* [Problem to solve]: Select lines where the word "pour" appears.
%%
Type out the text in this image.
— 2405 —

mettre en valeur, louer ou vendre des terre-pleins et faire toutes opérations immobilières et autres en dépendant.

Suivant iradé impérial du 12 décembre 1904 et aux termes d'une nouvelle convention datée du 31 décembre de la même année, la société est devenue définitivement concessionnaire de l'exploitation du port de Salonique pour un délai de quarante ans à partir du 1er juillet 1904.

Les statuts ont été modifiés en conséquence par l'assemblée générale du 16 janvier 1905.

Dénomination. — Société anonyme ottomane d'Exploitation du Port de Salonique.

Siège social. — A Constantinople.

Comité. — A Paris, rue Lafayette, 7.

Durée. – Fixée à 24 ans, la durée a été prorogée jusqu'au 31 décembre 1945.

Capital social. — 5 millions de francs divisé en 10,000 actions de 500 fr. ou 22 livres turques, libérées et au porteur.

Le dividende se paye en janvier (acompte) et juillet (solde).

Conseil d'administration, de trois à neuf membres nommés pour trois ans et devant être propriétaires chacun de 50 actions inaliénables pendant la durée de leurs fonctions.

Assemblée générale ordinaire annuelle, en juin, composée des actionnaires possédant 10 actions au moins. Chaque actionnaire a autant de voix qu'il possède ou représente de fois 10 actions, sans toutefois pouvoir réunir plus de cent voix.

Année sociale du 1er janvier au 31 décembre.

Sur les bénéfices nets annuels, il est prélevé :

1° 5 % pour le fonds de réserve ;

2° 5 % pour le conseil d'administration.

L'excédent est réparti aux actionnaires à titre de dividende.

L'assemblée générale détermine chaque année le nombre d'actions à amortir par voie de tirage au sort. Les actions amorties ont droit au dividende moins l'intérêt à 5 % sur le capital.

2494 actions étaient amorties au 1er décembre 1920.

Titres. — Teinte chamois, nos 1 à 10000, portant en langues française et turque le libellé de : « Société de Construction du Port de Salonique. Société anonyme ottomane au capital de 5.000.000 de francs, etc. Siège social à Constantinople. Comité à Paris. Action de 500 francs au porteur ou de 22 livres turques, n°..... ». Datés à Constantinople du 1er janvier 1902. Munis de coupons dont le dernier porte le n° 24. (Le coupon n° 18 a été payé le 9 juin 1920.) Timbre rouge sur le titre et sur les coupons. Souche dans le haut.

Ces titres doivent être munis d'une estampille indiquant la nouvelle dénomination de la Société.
%%
* [Complete output]:
Suivant iradé impérial du 12 décembre 1904 et aux termes d'une nouvelle convention datée du 31 décembre de la même année, la société est devenue définitivement concessionnaire de l'exploitation du port de Salonique pour un délai de quarante ans à partir du 1er juillet 1904.
Conseil d'administration, de trois à neuf membres nommés pour trois ans et devant être propriétaires chacun de 50 actions inaliénables pendant la durée de leurs fonctions.
1° 5 % pour le fonds de réserve ;
2° 5 % pour le conseil d'administration.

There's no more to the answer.